Exercise: Count how many lines in the items below contain the string "discovered", with uppercase and lowercase treated as different. Give only the number.

Task data:

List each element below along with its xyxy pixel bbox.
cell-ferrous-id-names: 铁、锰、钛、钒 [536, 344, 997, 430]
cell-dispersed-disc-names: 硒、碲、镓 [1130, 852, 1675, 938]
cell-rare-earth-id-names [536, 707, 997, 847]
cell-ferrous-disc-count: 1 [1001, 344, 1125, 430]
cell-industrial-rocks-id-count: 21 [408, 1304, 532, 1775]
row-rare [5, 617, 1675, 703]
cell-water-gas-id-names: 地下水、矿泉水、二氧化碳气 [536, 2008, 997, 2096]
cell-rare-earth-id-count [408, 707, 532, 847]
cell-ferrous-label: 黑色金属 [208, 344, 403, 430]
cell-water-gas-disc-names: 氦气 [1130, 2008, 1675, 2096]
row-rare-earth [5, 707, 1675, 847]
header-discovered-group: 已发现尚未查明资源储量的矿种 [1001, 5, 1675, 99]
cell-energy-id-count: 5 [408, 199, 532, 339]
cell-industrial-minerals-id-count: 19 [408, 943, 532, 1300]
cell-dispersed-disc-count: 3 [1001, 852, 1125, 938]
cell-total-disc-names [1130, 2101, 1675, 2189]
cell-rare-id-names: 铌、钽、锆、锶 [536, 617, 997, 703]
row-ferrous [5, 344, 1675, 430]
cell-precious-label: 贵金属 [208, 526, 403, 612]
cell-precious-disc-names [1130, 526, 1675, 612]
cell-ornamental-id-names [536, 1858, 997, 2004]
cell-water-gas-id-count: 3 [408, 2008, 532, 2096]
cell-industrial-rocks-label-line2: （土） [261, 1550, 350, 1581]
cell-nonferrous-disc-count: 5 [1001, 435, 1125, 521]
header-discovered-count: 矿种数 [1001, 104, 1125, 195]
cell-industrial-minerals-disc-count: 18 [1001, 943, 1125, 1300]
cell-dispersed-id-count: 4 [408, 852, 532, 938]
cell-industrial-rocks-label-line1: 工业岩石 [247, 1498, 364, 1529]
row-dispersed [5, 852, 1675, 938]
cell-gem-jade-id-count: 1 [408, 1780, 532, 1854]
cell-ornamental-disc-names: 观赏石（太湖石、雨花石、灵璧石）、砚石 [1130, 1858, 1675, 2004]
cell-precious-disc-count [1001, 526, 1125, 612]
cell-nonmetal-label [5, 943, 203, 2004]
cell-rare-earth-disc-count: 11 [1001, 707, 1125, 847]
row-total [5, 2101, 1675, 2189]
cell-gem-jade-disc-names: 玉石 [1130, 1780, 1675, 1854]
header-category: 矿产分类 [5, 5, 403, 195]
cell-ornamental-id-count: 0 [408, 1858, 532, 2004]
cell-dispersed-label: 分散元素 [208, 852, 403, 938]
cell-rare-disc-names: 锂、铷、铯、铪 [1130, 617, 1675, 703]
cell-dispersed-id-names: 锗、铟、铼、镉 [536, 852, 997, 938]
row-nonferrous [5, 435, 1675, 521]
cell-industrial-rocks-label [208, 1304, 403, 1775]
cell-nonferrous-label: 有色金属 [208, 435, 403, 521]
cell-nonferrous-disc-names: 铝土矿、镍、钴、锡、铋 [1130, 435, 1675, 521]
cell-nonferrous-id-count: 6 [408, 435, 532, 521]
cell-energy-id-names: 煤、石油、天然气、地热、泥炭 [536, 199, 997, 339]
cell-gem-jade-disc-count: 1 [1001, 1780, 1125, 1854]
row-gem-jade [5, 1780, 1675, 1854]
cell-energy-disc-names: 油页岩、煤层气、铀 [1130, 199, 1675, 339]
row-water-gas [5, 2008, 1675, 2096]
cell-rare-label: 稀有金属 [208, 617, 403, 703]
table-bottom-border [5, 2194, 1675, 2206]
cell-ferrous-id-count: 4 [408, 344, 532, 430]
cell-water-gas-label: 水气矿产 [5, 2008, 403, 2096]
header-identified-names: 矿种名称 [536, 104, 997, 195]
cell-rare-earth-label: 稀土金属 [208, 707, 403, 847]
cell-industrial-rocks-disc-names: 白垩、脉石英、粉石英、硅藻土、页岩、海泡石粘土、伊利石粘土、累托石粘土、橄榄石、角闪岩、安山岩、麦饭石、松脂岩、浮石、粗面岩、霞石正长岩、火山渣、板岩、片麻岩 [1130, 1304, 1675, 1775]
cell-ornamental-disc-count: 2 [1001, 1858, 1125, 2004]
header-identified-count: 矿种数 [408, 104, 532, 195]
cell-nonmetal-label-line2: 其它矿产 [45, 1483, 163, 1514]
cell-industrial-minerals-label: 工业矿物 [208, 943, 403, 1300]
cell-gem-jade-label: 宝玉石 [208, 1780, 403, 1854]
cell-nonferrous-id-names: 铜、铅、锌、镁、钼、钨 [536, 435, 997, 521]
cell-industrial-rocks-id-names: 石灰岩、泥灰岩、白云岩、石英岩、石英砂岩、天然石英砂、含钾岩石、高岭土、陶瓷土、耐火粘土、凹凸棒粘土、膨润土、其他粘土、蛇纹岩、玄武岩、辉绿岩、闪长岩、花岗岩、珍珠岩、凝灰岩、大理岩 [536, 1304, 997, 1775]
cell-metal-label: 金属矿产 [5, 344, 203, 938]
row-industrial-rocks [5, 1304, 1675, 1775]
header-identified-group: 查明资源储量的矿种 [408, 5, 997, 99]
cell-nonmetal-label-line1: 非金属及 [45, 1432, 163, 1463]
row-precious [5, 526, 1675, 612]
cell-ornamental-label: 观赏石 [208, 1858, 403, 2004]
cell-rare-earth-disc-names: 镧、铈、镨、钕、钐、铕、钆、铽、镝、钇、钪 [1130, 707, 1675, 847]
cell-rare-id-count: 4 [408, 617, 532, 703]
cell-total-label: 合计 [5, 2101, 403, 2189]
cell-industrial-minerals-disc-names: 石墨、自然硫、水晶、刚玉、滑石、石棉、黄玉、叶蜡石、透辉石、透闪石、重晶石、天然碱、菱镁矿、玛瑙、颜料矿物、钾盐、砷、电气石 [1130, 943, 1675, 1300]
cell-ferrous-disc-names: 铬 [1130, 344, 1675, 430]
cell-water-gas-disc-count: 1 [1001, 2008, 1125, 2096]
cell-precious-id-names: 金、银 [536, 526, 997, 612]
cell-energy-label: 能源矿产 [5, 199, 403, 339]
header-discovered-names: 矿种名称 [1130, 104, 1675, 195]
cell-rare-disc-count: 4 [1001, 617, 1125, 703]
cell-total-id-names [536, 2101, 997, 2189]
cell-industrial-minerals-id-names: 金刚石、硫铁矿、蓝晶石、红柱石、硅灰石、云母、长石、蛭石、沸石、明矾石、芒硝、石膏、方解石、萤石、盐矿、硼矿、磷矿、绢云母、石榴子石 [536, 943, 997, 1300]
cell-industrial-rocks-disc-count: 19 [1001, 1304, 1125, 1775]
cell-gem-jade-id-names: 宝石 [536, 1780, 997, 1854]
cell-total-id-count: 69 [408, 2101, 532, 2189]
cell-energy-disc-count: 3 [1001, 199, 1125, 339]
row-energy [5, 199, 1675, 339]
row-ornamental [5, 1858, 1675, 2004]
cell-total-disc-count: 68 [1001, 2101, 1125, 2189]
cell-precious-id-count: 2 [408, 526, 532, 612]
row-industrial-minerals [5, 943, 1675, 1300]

Solved problem: 3